::: DATA PROVIDED
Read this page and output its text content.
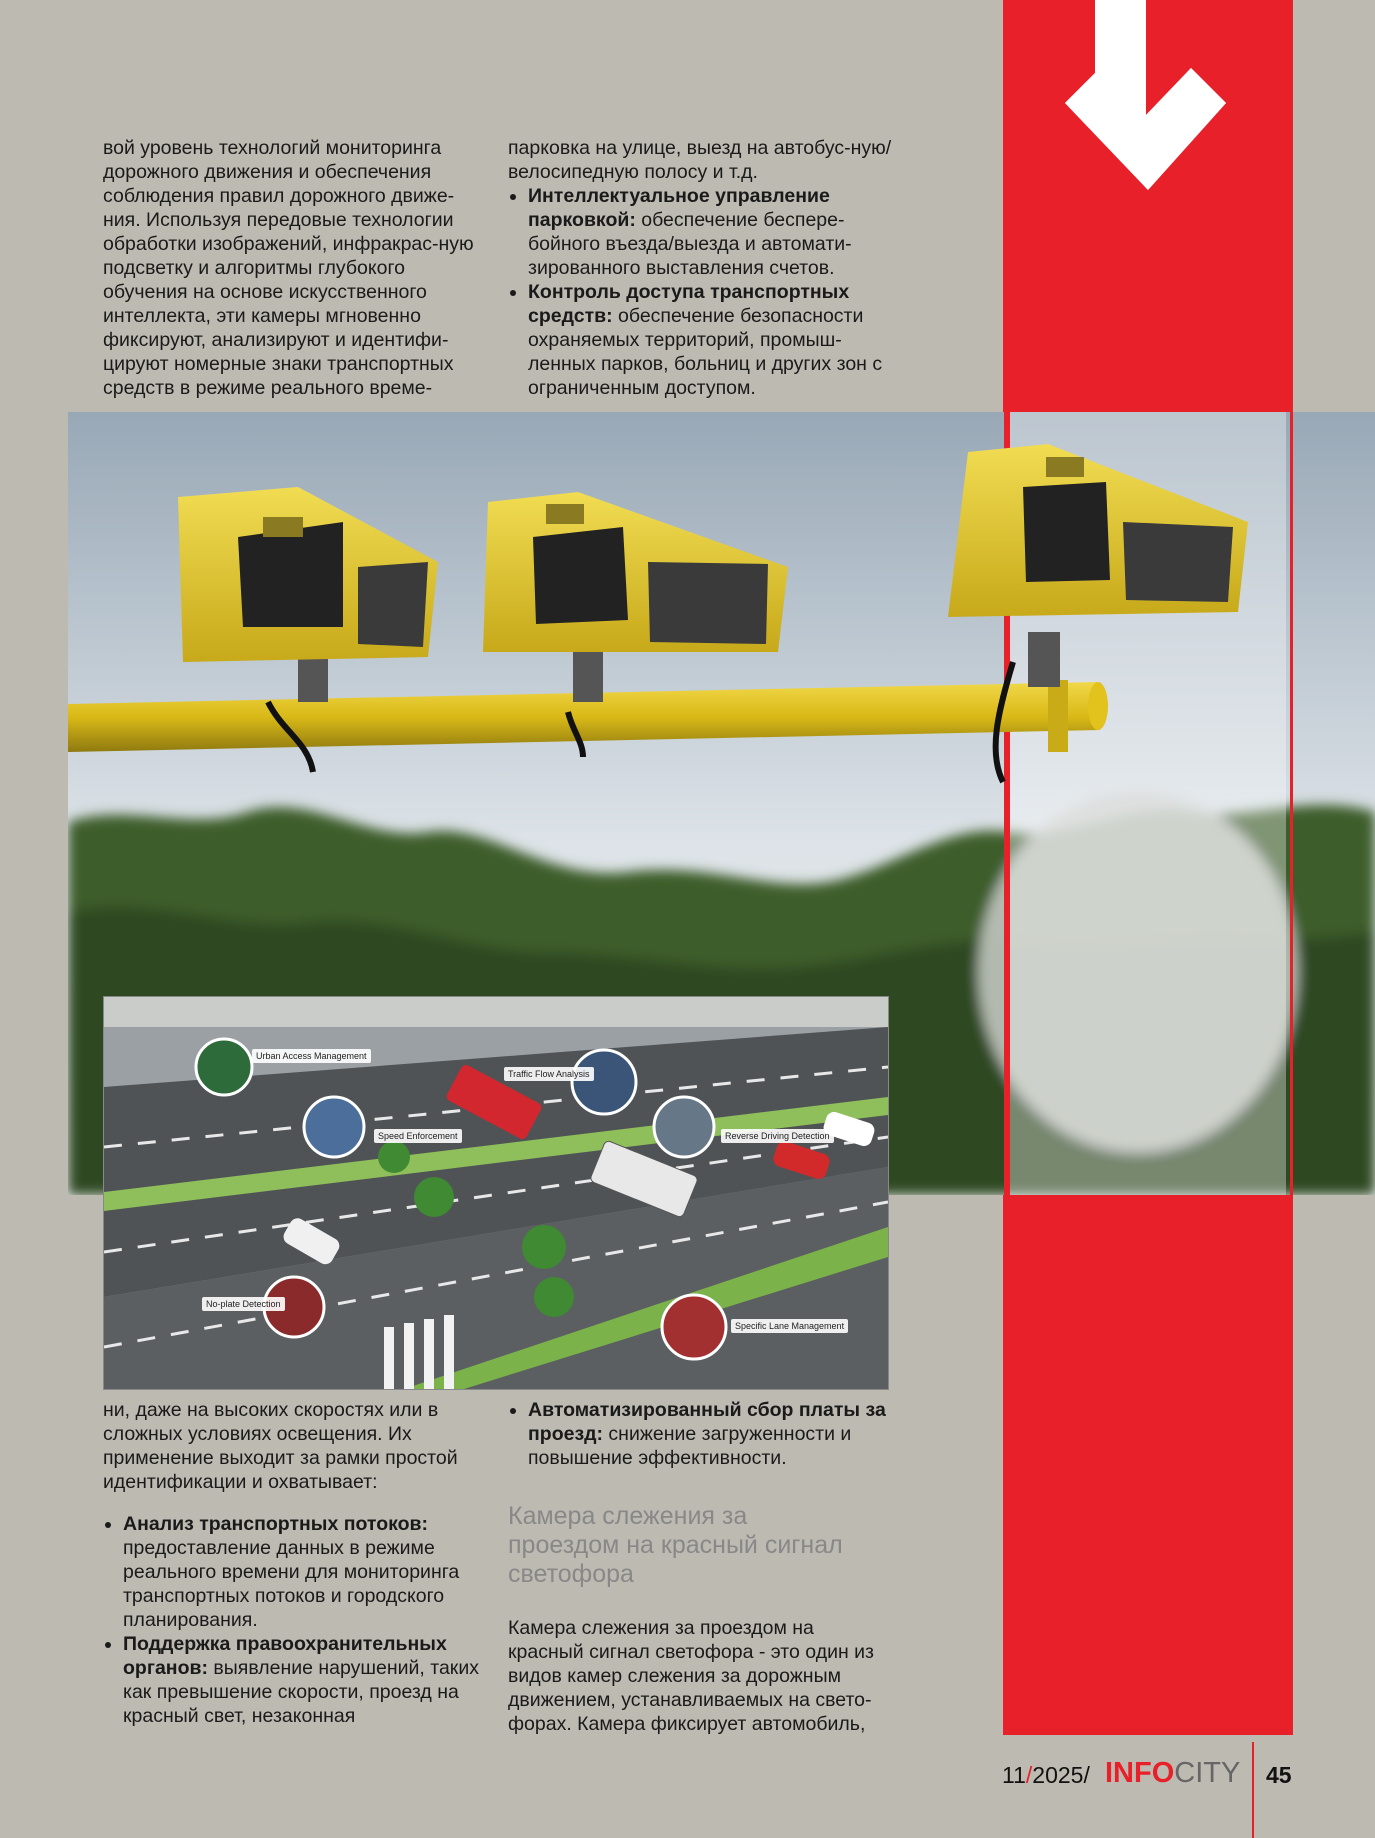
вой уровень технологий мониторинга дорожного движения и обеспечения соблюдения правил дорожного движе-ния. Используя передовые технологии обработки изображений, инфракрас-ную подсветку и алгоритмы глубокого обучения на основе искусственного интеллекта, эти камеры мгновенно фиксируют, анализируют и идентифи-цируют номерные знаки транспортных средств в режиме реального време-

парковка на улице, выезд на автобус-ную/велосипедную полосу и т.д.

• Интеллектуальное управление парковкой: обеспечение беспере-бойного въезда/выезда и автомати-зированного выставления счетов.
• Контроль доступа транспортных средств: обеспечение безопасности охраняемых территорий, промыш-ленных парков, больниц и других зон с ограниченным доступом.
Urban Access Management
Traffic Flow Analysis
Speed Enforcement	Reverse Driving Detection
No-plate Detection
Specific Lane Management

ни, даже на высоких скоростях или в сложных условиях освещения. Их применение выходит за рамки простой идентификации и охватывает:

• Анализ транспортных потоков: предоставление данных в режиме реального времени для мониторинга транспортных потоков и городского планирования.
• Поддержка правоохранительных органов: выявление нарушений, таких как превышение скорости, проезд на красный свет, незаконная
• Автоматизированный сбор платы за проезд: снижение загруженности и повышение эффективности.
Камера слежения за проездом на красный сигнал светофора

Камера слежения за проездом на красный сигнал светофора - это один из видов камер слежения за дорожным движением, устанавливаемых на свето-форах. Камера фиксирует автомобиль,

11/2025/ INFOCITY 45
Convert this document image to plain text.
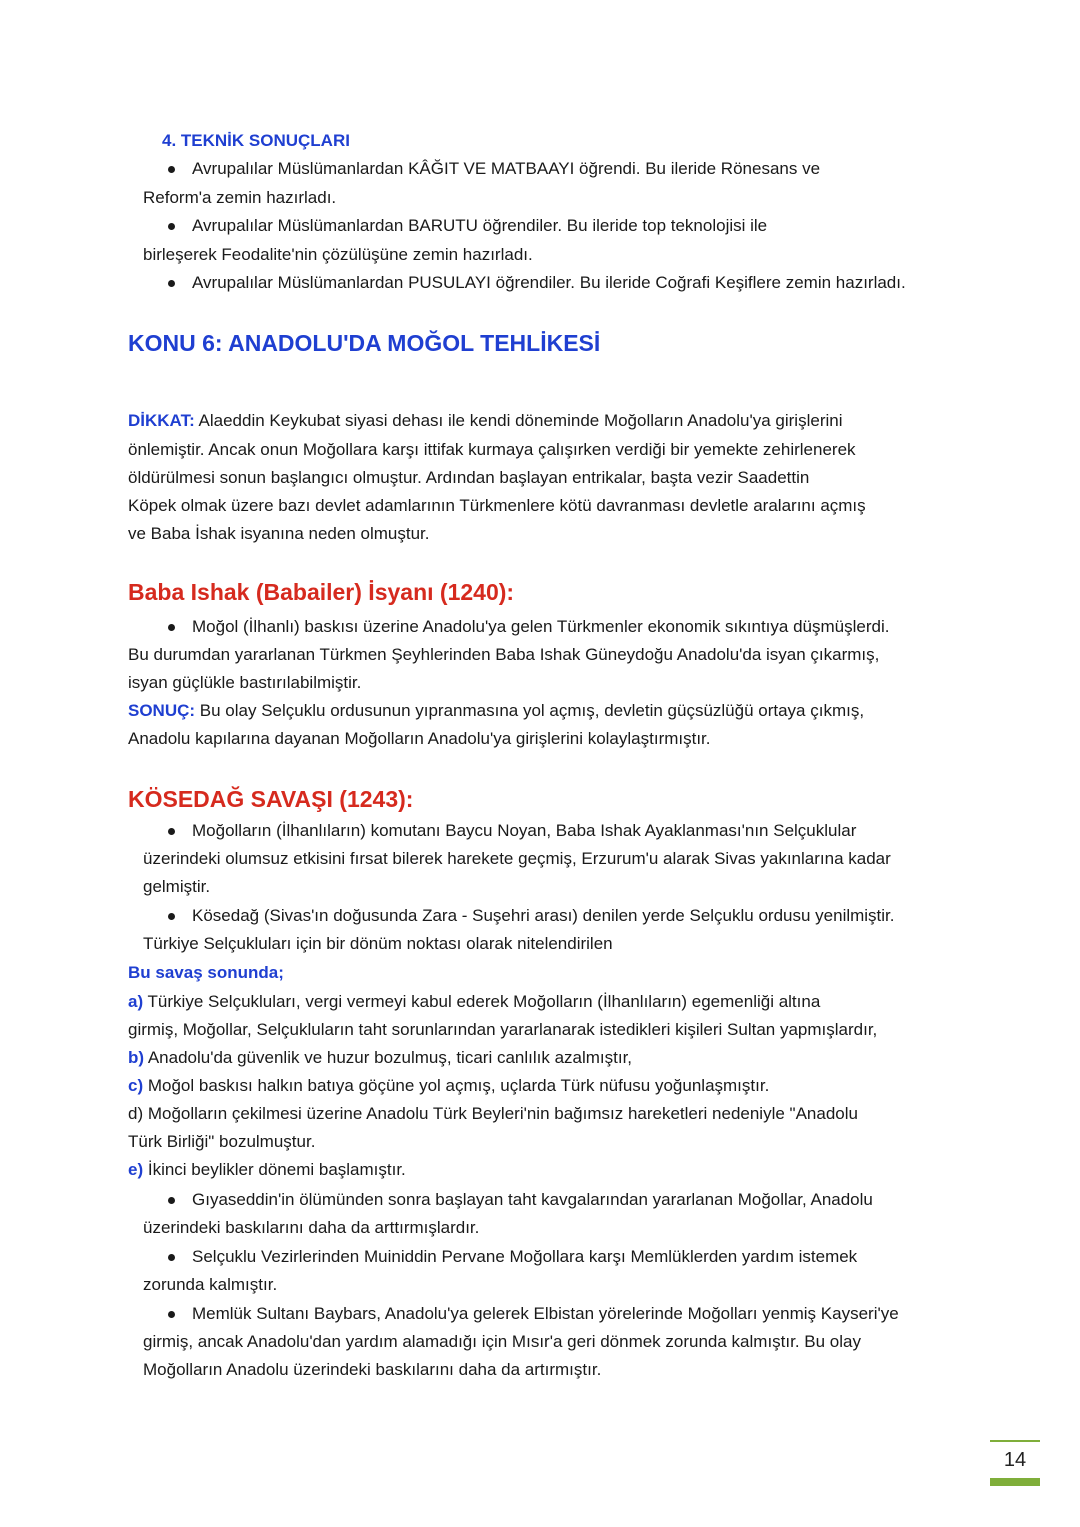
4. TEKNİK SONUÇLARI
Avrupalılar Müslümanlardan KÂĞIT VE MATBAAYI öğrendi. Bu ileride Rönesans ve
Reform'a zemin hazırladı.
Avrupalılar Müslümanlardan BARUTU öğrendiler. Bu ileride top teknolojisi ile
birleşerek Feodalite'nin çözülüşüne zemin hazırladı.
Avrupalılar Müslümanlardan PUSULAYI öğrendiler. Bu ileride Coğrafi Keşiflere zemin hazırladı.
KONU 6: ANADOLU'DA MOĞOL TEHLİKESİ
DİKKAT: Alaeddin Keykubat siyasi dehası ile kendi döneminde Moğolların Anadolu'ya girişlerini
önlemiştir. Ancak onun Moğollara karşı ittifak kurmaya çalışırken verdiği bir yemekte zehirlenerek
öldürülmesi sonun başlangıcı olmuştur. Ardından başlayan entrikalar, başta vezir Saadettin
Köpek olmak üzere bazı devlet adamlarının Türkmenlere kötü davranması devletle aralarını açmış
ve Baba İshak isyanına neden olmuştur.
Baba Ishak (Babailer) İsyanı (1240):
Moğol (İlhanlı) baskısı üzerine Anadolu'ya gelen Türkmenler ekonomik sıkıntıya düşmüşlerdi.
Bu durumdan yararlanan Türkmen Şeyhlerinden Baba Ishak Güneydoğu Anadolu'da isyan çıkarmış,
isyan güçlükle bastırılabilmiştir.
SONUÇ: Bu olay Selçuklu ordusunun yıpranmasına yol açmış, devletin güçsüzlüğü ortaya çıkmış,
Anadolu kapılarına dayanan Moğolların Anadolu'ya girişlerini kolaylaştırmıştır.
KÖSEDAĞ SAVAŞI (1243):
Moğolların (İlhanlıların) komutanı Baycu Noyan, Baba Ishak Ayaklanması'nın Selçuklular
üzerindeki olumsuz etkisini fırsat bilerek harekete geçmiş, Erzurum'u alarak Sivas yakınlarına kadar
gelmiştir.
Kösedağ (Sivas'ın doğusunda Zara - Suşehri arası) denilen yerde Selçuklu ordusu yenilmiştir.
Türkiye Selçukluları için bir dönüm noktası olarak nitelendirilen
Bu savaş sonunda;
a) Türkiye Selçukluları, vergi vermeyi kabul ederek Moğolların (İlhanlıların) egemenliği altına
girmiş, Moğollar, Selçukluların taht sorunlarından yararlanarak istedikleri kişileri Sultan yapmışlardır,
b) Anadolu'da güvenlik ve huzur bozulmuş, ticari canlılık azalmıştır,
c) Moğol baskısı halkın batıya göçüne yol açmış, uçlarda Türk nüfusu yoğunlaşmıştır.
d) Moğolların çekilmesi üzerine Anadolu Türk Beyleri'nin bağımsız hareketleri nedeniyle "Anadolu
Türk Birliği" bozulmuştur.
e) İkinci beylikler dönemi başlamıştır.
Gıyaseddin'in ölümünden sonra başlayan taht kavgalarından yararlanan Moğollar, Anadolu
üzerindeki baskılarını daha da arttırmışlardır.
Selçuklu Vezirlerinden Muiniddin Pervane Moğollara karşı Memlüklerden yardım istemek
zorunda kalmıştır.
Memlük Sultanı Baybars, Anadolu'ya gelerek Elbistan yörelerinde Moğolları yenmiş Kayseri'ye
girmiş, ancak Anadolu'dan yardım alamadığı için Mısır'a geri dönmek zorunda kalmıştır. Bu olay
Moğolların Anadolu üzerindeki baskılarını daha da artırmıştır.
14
::::::
# TASK OBJECTIVE:
Leave out the pictures and transcribe everything else exactly.

# COMPLETED TASK:
Read this page and output its text content.
вой уровень технологий мониторинга дорожного движения и обеспечения соблюдения правил дорожного движе-ния. Используя передовые технологии обработки изображений, инфракрас-ную подсветку и алгоритмы глубокого обучения на основе искусственного интеллекта, эти камеры мгновенно фиксируют, анализируют и идентифи-цируют номерные знаки транспортных средств в режиме реального време-

парковка на улице, выезд на автобус-ную/велосипедную полосу и т.д.

• Интеллектуальное управление парковкой: обеспечение беспере-бойного въезда/выезда и автомати-зированного выставления счетов.
• Контроль доступа транспортных средств: обеспечение безопасности охраняемых территорий, промыш-ленных парков, больниц и других зон с ограниченным доступом.
Urban Access Management
Traffic Flow Analysis
Speed Enforcement	Reverse Driving Detection
No-plate Detection
Specific Lane Management

ни, даже на высоких скоростях или в сложных условиях освещения. Их применение выходит за рамки простой идентификации и охватывает:

• Анализ транспортных потоков: предоставление данных в режиме реального времени для мониторинга транспортных потоков и городского планирования.
• Поддержка правоохранительных органов: выявление нарушений, таких как превышение скорости, проезд на красный свет, незаконная
• Автоматизированный сбор платы за проезд: снижение загруженности и повышение эффективности.
Камера слежения за проездом на красный сигнал светофора

Камера слежения за проездом на красный сигнал светофора - это один из видов камер слежения за дорожным движением, устанавливаемых на свето-форах. Камера фиксирует автомобиль,

11/2025/ INFOCITY 45
Convert this document image to plain text.
4. TEKNİK SONUÇLARI
Avrupalılar Müslümanlardan KÂĞIT VE MATBAAYI öğrendi. Bu ileride Rönesans ve
Reform'a zemin hazırladı.
Avrupalılar Müslümanlardan BARUTU öğrendiler. Bu ileride top teknolojisi ile
birleşerek Feodalite'nin çözülüşüne zemin hazırladı.
Avrupalılar Müslümanlardan PUSULAYI öğrendiler. Bu ileride Coğrafi Keşiflere zemin hazırladı.
KONU 6: ANADOLU'DA MOĞOL TEHLİKESİ
DİKKAT: Alaeddin Keykubat siyasi dehası ile kendi döneminde Moğolların Anadolu'ya girişlerini
önlemiştir. Ancak onun Moğollara karşı ittifak kurmaya çalışırken verdiği bir yemekte zehirlenerek
öldürülmesi sonun başlangıcı olmuştur. Ardından başlayan entrikalar, başta vezir Saadettin
Köpek olmak üzere bazı devlet adamlarının Türkmenlere kötü davranması devletle aralarını açmış
ve Baba İshak isyanına neden olmuştur.
Baba Ishak (Babailer) İsyanı (1240):
Moğol (İlhanlı) baskısı üzerine Anadolu'ya gelen Türkmenler ekonomik sıkıntıya düşmüşlerdi.
Bu durumdan yararlanan Türkmen Şeyhlerinden Baba Ishak Güneydoğu Anadolu'da isyan çıkarmış,
isyan güçlükle bastırılabilmiştir.
SONUÇ: Bu olay Selçuklu ordusunun yıpranmasına yol açmış, devletin güçsüzlüğü ortaya çıkmış,
Anadolu kapılarına dayanan Moğolların Anadolu'ya girişlerini kolaylaştırmıştır.
KÖSEDAĞ SAVAŞI (1243):
Moğolların (İlhanlıların) komutanı Baycu Noyan, Baba Ishak Ayaklanması'nın Selçuklular
üzerindeki olumsuz etkisini fırsat bilerek harekete geçmiş, Erzurum'u alarak Sivas yakınlarına kadar
gelmiştir.
Kösedağ (Sivas'ın doğusunda Zara - Suşehri arası) denilen yerde Selçuklu ordusu yenilmiştir.
Türkiye Selçukluları için bir dönüm noktası olarak nitelendirilen
Bu savaş sonunda;
a) Türkiye Selçukluları, vergi vermeyi kabul ederek Moğolların (İlhanlıların) egemenliği altına
girmiş, Moğollar, Selçukluların taht sorunlarından yararlanarak istedikleri kişileri Sultan yapmışlardır,
b) Anadolu'da güvenlik ve huzur bozulmuş, ticari canlılık azalmıştır,
c) Moğol baskısı halkın batıya göçüne yol açmış, uçlarda Türk nüfusu yoğunlaşmıştır.
d) Moğolların çekilmesi üzerine Anadolu Türk Beyleri'nin bağımsız hareketleri nedeniyle "Anadolu
Türk Birliği" bozulmuştur.
e) İkinci beylikler dönemi başlamıştır.
Gıyaseddin'in ölümünden sonra başlayan taht kavgalarından yararlanan Moğollar, Anadolu
üzerindeki baskılarını daha da arttırmışlardır.
Selçuklu Vezirlerinden Muiniddin Pervane Moğollara karşı Memlüklerden yardım istemek
zorunda kalmıştır.
Memlük Sultanı Baybars, Anadolu'ya gelerek Elbistan yörelerinde Moğolları yenmiş Kayseri'ye
girmiş, ancak Anadolu'dan yardım alamadığı için Mısır'a geri dönmek zorunda kalmıştır. Bu olay
Moğolların Anadolu üzerindeki baskılarını daha da artırmıştır.
14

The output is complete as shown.